Entries with figure data

□ □ □ □ □ □ □

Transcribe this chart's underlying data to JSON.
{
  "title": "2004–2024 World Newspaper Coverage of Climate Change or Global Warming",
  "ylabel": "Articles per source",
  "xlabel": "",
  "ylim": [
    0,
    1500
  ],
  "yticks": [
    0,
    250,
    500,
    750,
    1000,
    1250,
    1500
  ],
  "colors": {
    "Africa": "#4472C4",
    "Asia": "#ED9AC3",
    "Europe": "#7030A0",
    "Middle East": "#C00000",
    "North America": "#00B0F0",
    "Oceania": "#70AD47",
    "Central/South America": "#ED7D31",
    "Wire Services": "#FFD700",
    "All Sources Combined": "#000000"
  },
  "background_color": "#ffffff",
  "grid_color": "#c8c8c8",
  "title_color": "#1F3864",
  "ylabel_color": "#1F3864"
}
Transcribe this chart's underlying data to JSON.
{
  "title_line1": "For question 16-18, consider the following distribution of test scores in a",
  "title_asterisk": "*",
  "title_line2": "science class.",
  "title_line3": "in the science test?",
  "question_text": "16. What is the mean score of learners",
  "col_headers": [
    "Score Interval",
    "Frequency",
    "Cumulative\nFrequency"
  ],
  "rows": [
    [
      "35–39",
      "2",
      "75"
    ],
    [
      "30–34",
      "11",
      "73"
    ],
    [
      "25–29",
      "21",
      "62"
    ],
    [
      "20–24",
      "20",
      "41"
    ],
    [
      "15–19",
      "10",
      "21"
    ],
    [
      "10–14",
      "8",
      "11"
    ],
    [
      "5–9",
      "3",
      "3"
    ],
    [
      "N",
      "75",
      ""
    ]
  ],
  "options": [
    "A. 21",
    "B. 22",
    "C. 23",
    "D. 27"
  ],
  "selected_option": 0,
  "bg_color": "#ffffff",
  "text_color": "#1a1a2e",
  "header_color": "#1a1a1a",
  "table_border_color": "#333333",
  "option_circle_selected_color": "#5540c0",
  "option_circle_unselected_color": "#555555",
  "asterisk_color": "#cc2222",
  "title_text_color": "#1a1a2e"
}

□ □ □ □ □ □ □

▸ Work instructions:
Reply with nothing except the number of lines in the listing above that include "science".

▸ Response below:
2